[Dataset records]
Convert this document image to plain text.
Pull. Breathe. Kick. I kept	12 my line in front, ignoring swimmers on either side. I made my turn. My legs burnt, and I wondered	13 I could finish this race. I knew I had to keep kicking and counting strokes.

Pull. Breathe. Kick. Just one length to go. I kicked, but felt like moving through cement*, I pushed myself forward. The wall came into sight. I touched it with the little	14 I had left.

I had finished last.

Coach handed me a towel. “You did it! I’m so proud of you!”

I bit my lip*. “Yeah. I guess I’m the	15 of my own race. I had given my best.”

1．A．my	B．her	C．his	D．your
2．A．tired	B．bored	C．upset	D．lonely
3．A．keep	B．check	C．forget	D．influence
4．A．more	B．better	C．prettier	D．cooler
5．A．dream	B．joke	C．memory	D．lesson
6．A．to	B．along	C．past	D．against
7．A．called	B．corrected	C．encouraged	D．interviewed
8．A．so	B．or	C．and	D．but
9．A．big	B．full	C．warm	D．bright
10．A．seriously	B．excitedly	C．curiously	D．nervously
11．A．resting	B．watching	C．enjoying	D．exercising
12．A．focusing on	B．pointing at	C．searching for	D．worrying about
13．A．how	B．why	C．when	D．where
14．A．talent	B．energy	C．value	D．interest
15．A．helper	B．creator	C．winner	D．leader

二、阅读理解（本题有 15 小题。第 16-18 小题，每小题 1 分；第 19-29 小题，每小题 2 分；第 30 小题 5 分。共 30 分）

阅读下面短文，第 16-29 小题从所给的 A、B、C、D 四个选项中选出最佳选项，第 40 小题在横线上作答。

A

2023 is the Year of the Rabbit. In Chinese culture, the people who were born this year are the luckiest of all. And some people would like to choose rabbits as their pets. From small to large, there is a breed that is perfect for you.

[What you have to do] Search the preceding listing for the word "this" and pull out every line that holds it.

[Output below]
Convert this document image to plain text.
Pull. Breathe. Kick. I kept	12 my line in front, ignoring swimmers on either side. I made my turn. My legs burnt, and I wondered	13 I could finish this race. I knew I had to keep kicking and counting strokes.
2023 is the Year of the Rabbit. In Chinese culture, the people who were born this year are the luckiest of all. And some people would like to choose rabbits as their pets. From small to large, there is a breed that is perfect for you.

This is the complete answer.